● **Requirements**: Find the lines of data that contain the string "JSON", then list them.

● **Record set**:
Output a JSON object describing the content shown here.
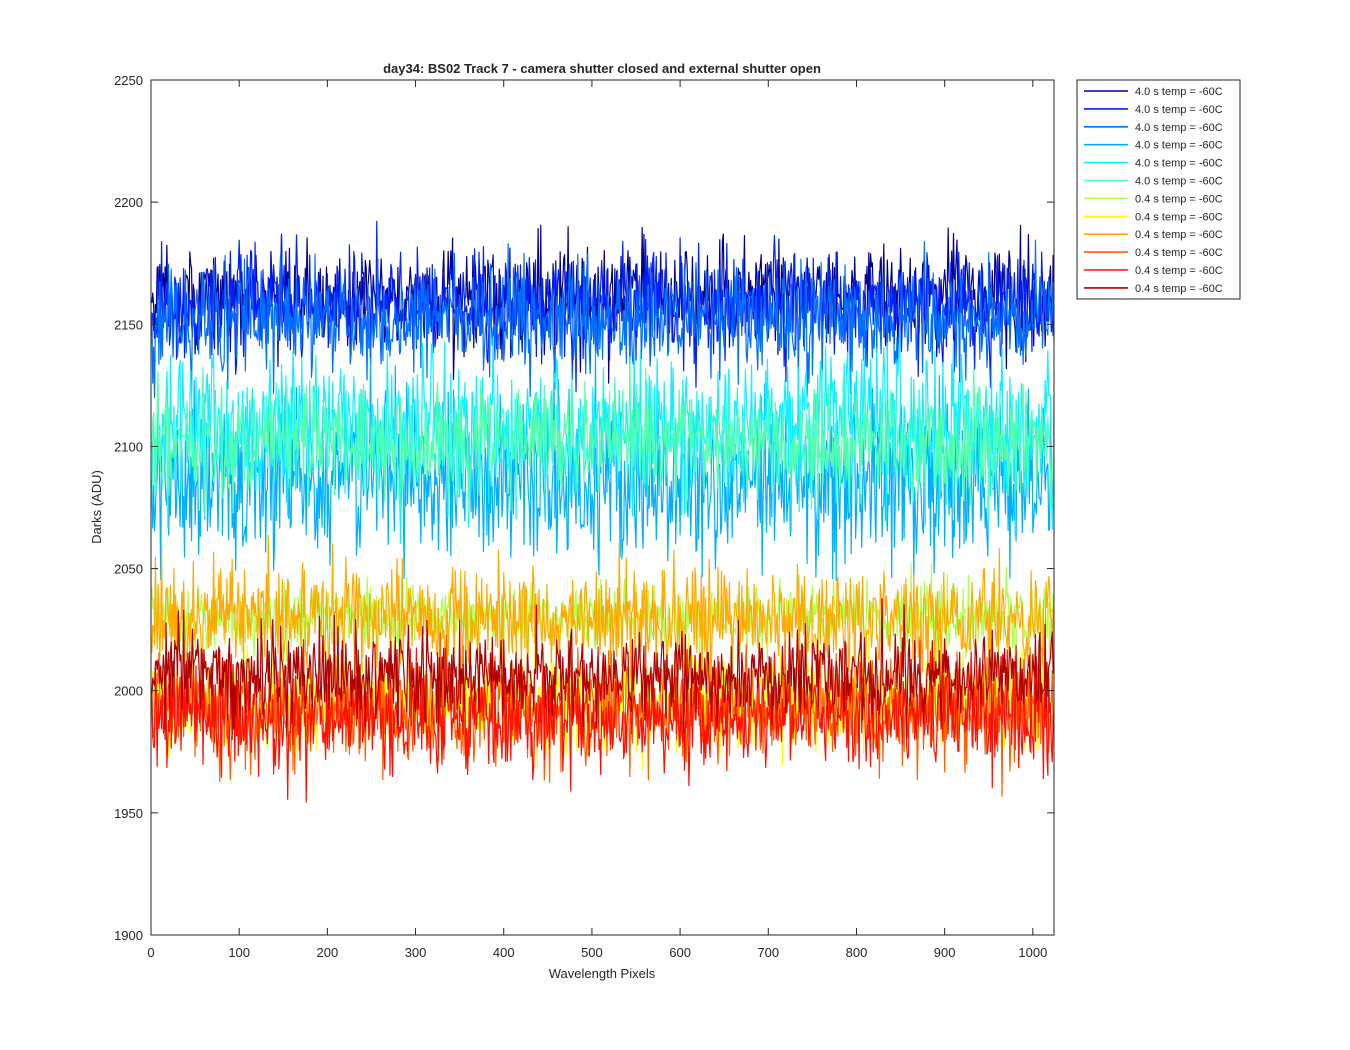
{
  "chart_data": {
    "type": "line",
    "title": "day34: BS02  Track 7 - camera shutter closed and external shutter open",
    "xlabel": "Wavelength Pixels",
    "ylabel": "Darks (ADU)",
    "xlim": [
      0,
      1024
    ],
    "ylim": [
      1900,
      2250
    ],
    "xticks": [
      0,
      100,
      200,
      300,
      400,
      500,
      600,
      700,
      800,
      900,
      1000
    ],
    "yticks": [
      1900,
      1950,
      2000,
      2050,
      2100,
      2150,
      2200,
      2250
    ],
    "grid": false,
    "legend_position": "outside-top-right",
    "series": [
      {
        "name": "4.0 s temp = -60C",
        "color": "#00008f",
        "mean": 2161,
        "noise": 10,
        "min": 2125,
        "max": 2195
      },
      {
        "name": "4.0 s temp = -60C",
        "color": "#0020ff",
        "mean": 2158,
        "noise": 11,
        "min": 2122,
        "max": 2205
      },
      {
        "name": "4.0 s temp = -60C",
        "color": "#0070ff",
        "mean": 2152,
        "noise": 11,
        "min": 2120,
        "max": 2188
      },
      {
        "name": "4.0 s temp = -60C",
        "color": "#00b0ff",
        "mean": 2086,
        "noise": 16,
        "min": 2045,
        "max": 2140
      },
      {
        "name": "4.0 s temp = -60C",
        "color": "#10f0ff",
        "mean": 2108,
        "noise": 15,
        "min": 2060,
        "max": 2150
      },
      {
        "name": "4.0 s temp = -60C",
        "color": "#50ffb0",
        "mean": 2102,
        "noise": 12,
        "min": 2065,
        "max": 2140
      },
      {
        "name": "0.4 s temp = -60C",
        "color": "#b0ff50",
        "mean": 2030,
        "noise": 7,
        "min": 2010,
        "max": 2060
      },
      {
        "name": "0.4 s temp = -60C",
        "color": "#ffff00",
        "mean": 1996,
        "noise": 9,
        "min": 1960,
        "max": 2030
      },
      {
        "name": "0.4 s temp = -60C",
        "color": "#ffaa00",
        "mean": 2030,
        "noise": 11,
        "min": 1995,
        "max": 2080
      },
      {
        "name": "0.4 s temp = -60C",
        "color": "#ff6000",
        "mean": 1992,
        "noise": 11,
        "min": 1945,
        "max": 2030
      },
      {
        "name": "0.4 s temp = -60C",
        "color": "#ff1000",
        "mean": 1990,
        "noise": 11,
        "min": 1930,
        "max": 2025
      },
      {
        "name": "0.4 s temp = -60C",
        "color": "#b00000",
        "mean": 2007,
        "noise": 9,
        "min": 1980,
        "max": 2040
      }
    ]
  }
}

...

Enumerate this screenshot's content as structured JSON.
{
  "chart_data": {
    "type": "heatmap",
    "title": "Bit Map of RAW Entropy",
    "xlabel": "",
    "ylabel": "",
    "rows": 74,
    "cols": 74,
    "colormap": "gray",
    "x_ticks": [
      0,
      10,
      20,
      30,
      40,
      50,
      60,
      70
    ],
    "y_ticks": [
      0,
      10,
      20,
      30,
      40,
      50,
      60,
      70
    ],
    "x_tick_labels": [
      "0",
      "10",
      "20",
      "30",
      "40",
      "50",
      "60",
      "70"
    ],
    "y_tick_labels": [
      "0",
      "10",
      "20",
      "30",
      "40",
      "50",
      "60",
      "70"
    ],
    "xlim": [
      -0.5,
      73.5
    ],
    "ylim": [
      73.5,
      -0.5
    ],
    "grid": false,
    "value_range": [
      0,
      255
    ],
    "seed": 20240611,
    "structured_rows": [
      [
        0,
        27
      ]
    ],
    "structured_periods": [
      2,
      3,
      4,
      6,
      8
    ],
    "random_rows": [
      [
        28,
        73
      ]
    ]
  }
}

● **Correct response**:
Output a JSON object describing the content shown here.
Enumerate this screenshot's content as structured JSON.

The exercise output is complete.